* Task brief
Any picture among the records should be left out, please; retype the rest exactly.
↓
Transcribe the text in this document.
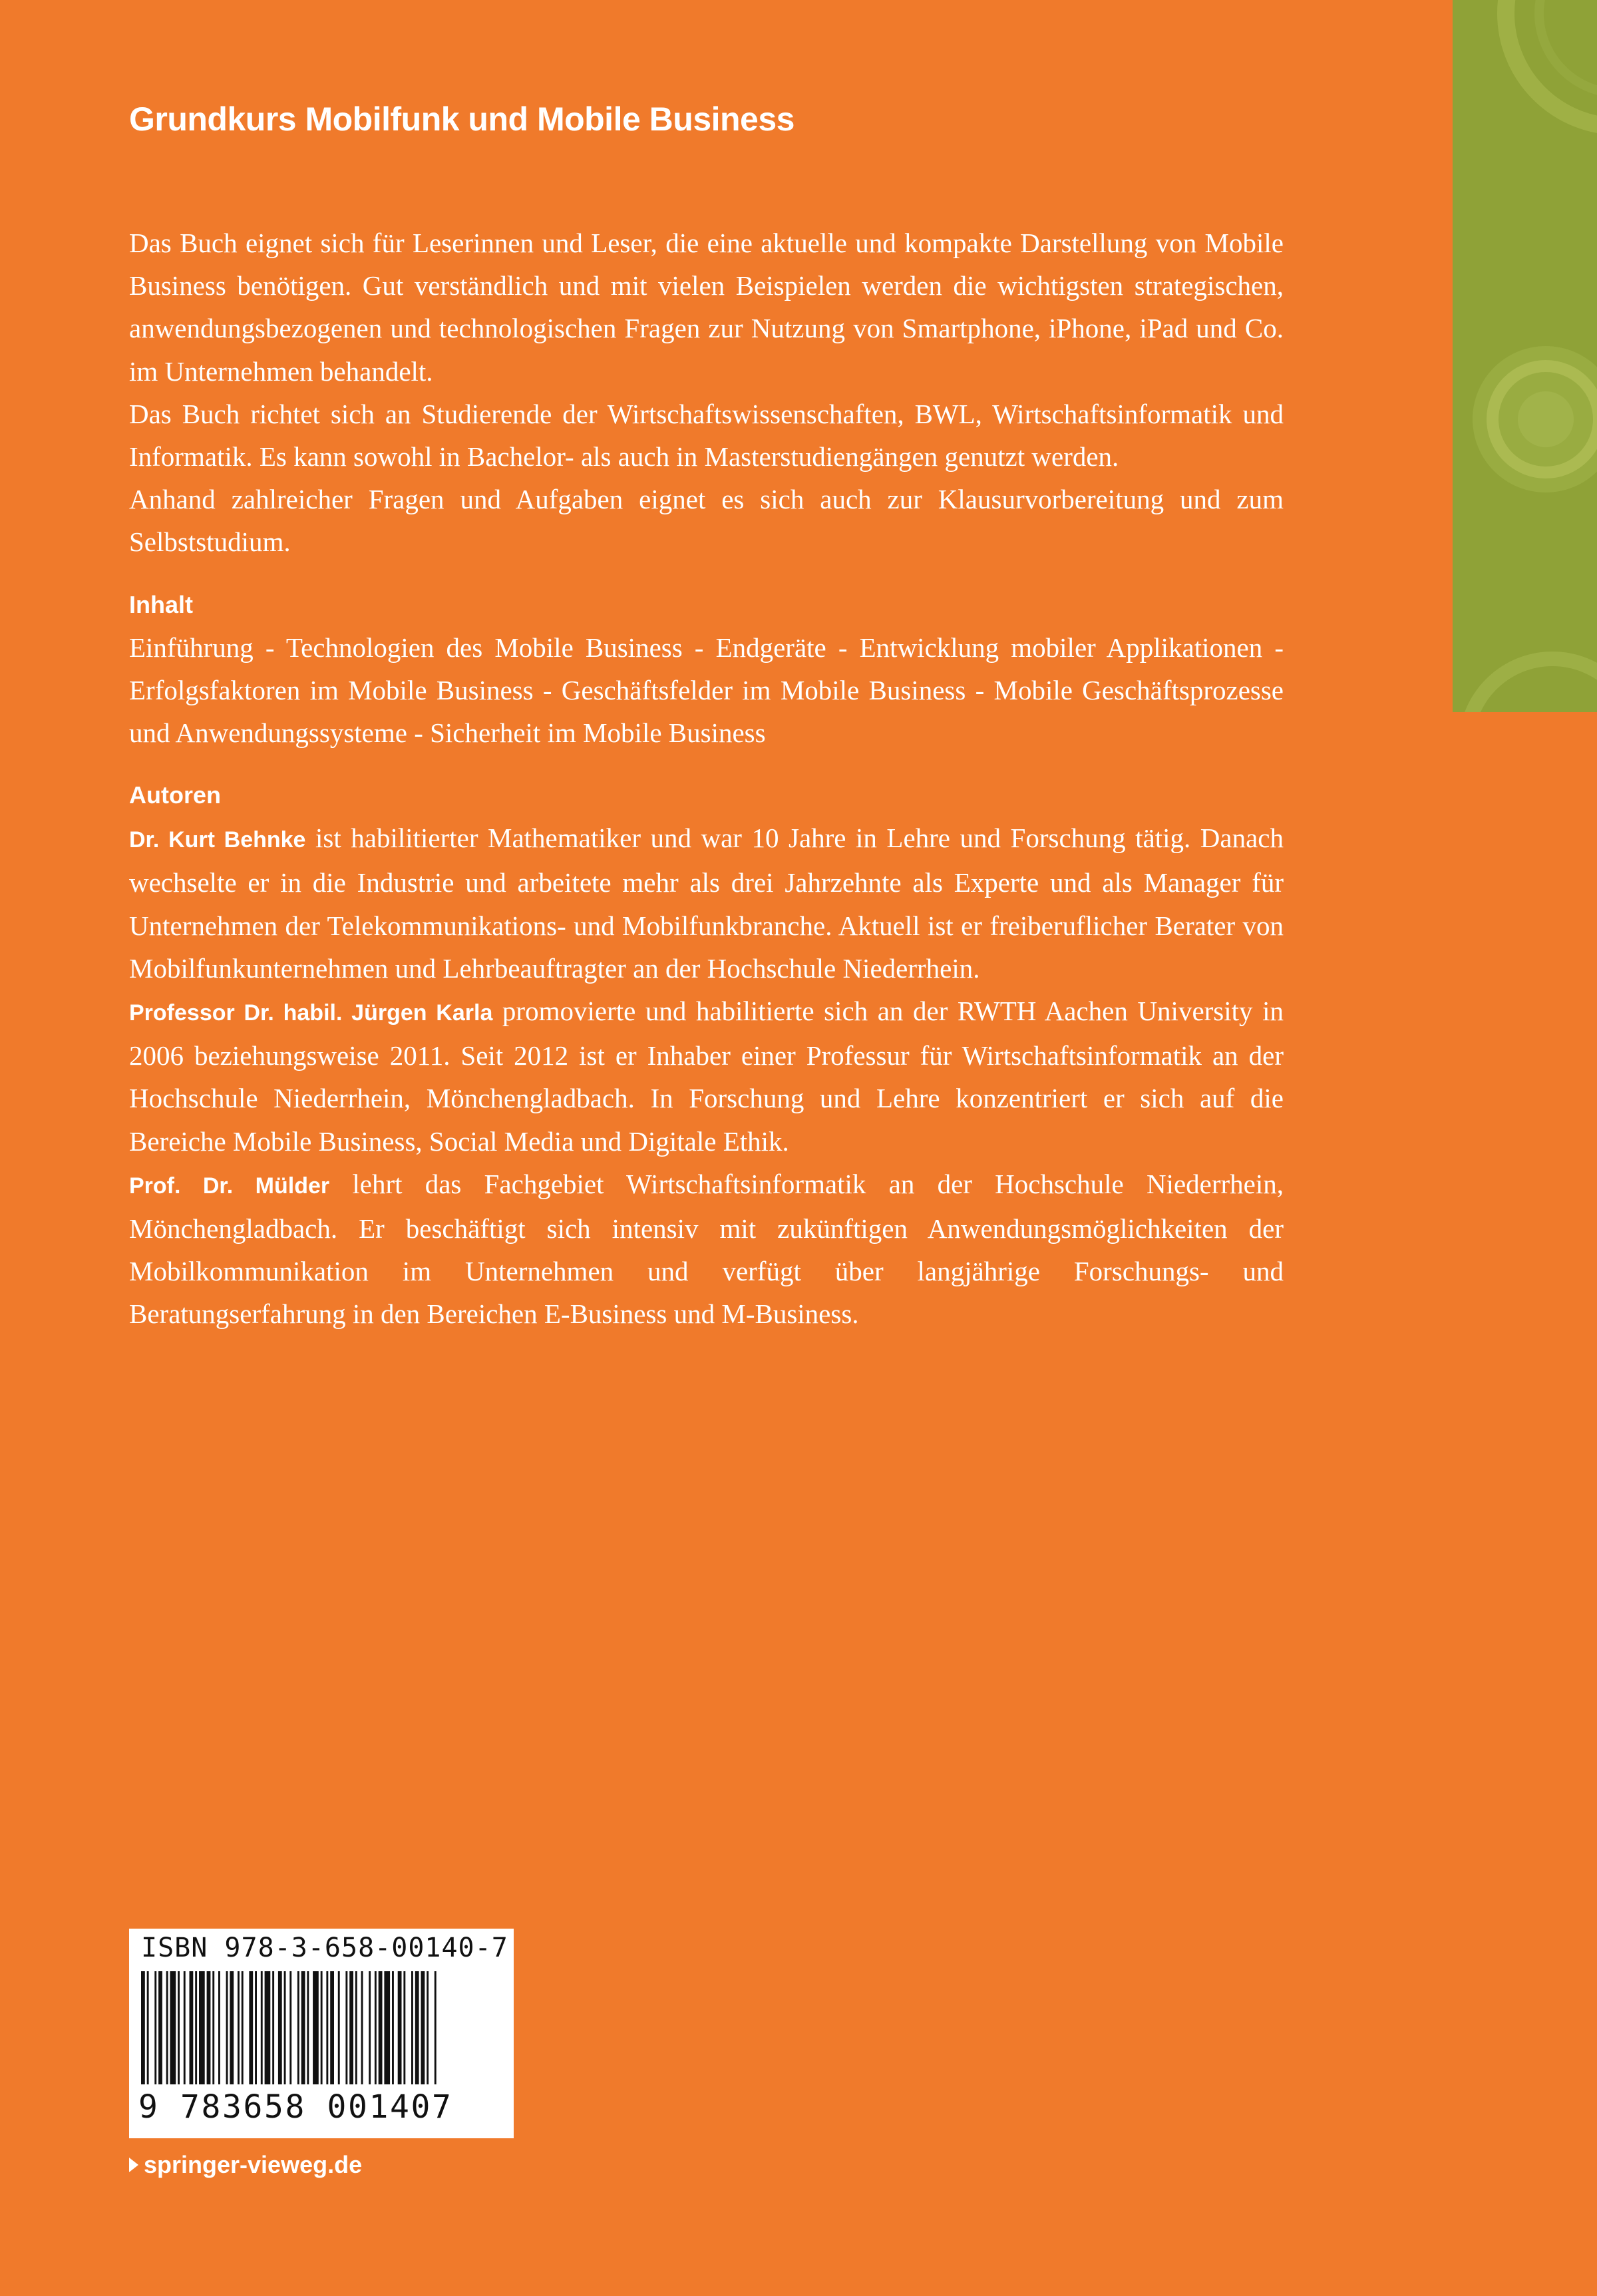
Grundkurs Mobilfunk und Mobile Business

Das Buch eignet sich für Leserinnen und Leser, die eine aktuelle und kompakte Darstellung von Mobile Business benötigen. Gut verständlich und mit vielen Beispielen werden die wichtigsten strategischen, anwendungsbezogenen und technologischen Fragen zur Nutzung von Smartphone, iPhone, iPad und Co. im Unternehmen behandelt.

Das Buch richtet sich an Studierende der Wirtschaftswissenschaften, BWL, Wirtschaftsinformatik und Informatik. Es kann sowohl in Bachelor- als auch in Masterstudiengängen genutzt werden.

Anhand zahlreicher Fragen und Aufgaben eignet es sich auch zur Klausurvorbereitung und zum Selbststudium.

Inhalt

Einführung - Technologien des Mobile Business - Endgeräte - Entwicklung mobiler Applikationen - Erfolgsfaktoren im Mobile Business - Geschäftsfelder im Mobile Business - Mobile Geschäftsprozesse und Anwendungssysteme - Sicherheit im Mobile Business

Autoren

Dr. Kurt Behnke ist habilitierter Mathematiker und war 10 Jahre in Lehre und Forschung tätig. Danach wechselte er in die Industrie und arbeitete mehr als drei Jahrzehnte als Experte und als Manager für Unternehmen der Telekommunikations- und Mobilfunkbranche. Aktuell ist er freiberuflicher Berater von Mobilfunkunternehmen und Lehrbeauftragter an der Hochschule Niederrhein.

Professor Dr. habil. Jürgen Karla promovierte und habilitierte sich an der RWTH Aachen University in 2006 beziehungsweise 2011. Seit 2012 ist er Inhaber einer Professur für Wirtschaftsinformatik an der Hochschule Niederrhein, Mönchengladbach. In Forschung und Lehre konzentriert er sich auf die Bereiche Mobile Business, Social Media und Digitale Ethik.

Prof. Dr. Mülder lehrt das Fachgebiet Wirtschaftsinformatik an der Hochschule Niederrhein, Mönchengladbach. Er beschäftigt sich intensiv mit zukünftigen Anwendungsmöglichkeiten der Mobilkommunikation im Unternehmen und verfügt über langjährige Forschungs- und Beratungserfahrung in den Bereichen E-Business und M-Business.

ISBN 978-3-658-00140-7
9 783658 001407
springer-vieweg.de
↑
* Result
Transcribe the text in this document.
Grundkurs Mobilfunk und Mobile Business

Das Buch eignet sich für Leserinnen und Leser, die eine aktuelle und kompakte Darstellung von Mobile Business benötigen. Gut verständlich und mit vielen Beispielen werden die wichtigsten strategischen, anwendungsbezogenen und technologischen Fragen zur Nutzung von Smartphone, iPhone, iPad und Co. im Unternehmen behandelt.

Das Buch richtet sich an Studierende der Wirtschaftswissenschaften, BWL, Wirtschaftsinformatik und Informatik. Es kann sowohl in Bachelor- als auch in Masterstudiengängen genutzt werden.

Anhand zahlreicher Fragen und Aufgaben eignet es sich auch zur Klausurvorbereitung und zum Selbststudium.

Inhalt

Einführung - Technologien des Mobile Business - Endgeräte - Entwicklung mobiler Applikationen - Erfolgsfaktoren im Mobile Business - Geschäftsfelder im Mobile Business - Mobile Geschäftsprozesse und Anwendungssysteme - Sicherheit im Mobile Business

Autoren

Dr. Kurt Behnke ist habilitierter Mathematiker und war 10 Jahre in Lehre und Forschung tätig. Danach wechselte er in die Industrie und arbeitete mehr als drei Jahrzehnte als Experte und als Manager für Unternehmen der Telekommunikations- und Mobilfunkbranche. Aktuell ist er freiberuflicher Berater von Mobilfunkunternehmen und Lehrbeauftragter an der Hochschule Niederrhein.

Professor Dr. habil. Jürgen Karla promovierte und habilitierte sich an der RWTH Aachen University in 2006 beziehungsweise 2011. Seit 2012 ist er Inhaber einer Professur für Wirtschaftsinformatik an der Hochschule Niederrhein, Mönchengladbach. In Forschung und Lehre konzentriert er sich auf die Bereiche Mobile Business, Social Media und Digitale Ethik.

Prof. Dr. Mülder lehrt das Fachgebiet Wirtschaftsinformatik an der Hochschule Niederrhein, Mönchengladbach. Er beschäftigt sich intensiv mit zukünftigen Anwendungsmöglichkeiten der Mobilkommunikation im Unternehmen und verfügt über langjährige Forschungs- und Beratungserfahrung in den Bereichen E-Business und M-Business.

ISBN 978-3-658-00140-7
9 783658 001407
springer-vieweg.de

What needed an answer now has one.